● What to do
Every entry that follows needs to be repeated exactly.

============

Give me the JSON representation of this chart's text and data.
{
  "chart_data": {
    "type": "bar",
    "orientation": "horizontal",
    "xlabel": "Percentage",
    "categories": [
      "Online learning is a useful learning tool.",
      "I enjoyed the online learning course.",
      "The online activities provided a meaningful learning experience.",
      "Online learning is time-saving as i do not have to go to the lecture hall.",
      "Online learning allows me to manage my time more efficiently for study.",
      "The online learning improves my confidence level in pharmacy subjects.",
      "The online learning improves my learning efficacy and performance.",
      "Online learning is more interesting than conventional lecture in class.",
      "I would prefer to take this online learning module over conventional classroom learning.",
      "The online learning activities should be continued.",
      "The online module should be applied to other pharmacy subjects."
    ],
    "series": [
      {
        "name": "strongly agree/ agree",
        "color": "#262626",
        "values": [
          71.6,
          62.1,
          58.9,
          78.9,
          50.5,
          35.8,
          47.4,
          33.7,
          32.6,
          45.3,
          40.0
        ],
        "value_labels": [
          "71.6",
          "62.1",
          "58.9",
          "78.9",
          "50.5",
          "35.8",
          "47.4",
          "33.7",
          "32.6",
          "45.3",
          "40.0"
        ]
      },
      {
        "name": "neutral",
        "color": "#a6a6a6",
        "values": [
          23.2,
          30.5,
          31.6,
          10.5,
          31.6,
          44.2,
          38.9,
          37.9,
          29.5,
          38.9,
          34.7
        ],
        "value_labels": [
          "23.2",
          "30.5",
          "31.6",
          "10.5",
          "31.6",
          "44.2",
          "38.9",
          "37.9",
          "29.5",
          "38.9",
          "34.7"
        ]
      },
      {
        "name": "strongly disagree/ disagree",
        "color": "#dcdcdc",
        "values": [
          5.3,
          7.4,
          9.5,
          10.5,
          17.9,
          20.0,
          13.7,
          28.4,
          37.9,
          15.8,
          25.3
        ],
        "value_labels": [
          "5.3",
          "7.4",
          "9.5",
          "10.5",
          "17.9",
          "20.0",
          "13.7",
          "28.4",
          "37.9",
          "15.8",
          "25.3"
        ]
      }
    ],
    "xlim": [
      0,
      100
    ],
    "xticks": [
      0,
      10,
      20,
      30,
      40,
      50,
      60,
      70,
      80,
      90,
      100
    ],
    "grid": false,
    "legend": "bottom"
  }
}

============

● Right answer
Give me the JSON representation of this chart's text and data.
{
  "chart_data": {
    "type": "bar",
    "orientation": "horizontal",
    "xlabel": "Percentage",
    "categories": [
      "Online learning is a useful learning tool.",
      "I enjoyed the online learning course.",
      "The online activities provided a meaningful learning experience.",
      "Online learning is time-saving as i do not have to go to the lecture hall.",
      "Online learning allows me to manage my time more efficiently for study.",
      "The online learning improves my confidence level in pharmacy subjects.",
      "The online learning improves my learning efficacy and performance.",
      "Online learning is more interesting than conventional lecture in class.",
      "I would prefer to take this online learning module over conventional classroom learning.",
      "The online learning activities should be continued.",
      "The online module should be applied to other pharmacy subjects."
    ],
    "series": [
      {
        "name": "strongly agree/ agree",
        "color": "#262626",
        "values": [
          71.6,
          62.1,
          58.9,
          78.9,
          50.5,
          35.8,
          47.4,
          33.7,
          32.6,
          45.3,
          40.0
        ],
        "value_labels": [
          "71.6",
          "62.1",
          "58.9",
          "78.9",
          "50.5",
          "35.8",
          "47.4",
          "33.7",
          "32.6",
          "45.3",
          "40.0"
        ]
      },
      {
        "name": "neutral",
        "color": "#a6a6a6",
        "values": [
          23.2,
          30.5,
          31.6,
          10.5,
          31.6,
          44.2,
          38.9,
          37.9,
          29.5,
          38.9,
          34.7
        ],
        "value_labels": [
          "23.2",
          "30.5",
          "31.6",
          "10.5",
          "31.6",
          "44.2",
          "38.9",
          "37.9",
          "29.5",
          "38.9",
          "34.7"
        ]
      },
      {
        "name": "strongly disagree/ disagree",
        "color": "#dcdcdc",
        "values": [
          5.3,
          7.4,
          9.5,
          10.5,
          17.9,
          20.0,
          13.7,
          28.4,
          37.9,
          15.8,
          25.3
        ],
        "value_labels": [
          "5.3",
          "7.4",
          "9.5",
          "10.5",
          "17.9",
          "20.0",
          "13.7",
          "28.4",
          "37.9",
          "15.8",
          "25.3"
        ]
      }
    ],
    "xlim": [
      0,
      100
    ],
    "xticks": [
      0,
      10,
      20,
      30,
      40,
      50,
      60,
      70,
      80,
      90,
      100
    ],
    "grid": false,
    "legend": "bottom"
  }
}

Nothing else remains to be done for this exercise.